[Direction]: Copy out each line of the data that holds the word "screenshot".

[Information shown]:
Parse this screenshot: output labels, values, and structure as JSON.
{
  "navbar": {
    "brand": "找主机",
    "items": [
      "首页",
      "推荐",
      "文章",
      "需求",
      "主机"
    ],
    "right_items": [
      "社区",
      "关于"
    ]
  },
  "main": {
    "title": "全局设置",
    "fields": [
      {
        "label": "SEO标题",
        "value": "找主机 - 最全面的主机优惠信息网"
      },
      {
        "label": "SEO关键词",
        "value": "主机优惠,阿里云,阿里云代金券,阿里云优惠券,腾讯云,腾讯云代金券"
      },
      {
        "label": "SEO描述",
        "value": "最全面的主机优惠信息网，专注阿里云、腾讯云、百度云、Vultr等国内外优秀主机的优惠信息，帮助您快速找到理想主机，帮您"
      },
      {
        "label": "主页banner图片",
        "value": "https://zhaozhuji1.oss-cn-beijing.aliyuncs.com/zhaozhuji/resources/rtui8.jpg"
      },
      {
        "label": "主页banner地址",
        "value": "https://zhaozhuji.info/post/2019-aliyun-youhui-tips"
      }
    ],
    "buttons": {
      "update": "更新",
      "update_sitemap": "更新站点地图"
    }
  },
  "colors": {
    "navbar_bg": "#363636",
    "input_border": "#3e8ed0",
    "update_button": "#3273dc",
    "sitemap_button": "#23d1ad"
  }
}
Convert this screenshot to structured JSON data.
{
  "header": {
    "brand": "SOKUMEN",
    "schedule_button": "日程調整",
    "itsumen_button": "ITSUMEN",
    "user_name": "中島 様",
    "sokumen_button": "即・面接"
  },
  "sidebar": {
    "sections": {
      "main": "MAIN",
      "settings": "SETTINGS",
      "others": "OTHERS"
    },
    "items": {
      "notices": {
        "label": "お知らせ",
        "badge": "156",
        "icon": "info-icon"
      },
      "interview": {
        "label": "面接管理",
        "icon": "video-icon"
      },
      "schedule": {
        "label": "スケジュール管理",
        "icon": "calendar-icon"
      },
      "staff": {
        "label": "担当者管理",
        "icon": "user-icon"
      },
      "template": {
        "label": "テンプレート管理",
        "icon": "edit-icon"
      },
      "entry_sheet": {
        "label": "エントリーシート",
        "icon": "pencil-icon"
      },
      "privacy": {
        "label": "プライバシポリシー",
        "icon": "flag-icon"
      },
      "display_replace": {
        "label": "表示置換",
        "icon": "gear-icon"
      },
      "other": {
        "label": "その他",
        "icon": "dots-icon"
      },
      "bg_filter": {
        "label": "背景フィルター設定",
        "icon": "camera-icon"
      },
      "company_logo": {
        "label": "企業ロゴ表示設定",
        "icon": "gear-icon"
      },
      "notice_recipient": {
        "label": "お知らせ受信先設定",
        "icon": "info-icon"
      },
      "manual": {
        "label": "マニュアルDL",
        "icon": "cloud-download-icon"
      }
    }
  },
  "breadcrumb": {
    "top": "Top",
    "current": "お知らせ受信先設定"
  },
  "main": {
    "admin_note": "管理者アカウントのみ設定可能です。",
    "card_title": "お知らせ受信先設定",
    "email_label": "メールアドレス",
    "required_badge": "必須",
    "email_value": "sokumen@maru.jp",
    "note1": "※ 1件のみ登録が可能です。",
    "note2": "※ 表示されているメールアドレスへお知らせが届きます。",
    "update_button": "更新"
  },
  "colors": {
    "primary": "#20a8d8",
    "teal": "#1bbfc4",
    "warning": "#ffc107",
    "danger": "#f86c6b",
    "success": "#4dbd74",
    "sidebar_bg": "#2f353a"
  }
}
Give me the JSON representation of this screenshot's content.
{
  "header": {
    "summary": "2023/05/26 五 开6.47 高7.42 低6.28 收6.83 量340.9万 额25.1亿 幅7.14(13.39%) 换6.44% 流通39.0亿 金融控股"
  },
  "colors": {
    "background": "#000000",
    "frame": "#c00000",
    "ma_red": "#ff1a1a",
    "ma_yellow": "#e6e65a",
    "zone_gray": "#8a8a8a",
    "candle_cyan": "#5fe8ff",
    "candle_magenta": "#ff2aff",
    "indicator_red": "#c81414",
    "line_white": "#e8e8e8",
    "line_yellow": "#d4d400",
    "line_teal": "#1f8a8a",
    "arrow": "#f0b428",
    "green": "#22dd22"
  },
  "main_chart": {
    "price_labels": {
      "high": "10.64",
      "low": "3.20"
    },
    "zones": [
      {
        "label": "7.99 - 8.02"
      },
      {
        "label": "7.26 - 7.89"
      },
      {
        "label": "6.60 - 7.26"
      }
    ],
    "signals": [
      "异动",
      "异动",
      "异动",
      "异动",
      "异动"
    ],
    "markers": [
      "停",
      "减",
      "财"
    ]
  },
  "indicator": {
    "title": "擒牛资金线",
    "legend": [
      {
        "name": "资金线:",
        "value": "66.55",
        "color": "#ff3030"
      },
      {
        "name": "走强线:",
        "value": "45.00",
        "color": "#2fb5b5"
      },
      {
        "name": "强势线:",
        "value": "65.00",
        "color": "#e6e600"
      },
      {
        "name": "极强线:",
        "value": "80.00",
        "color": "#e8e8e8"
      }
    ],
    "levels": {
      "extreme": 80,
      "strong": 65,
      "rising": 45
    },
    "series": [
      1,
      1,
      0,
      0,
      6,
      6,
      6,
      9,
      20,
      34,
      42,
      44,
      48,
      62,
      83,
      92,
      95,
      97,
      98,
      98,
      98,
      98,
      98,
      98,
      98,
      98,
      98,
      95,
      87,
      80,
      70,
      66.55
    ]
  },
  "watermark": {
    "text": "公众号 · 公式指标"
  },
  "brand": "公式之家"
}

[The completed task]:
Parse this screenshot: output labels, values, and structure as JSON.
Convert this screenshot to structured JSON data.
Give me the JSON representation of this screenshot's content.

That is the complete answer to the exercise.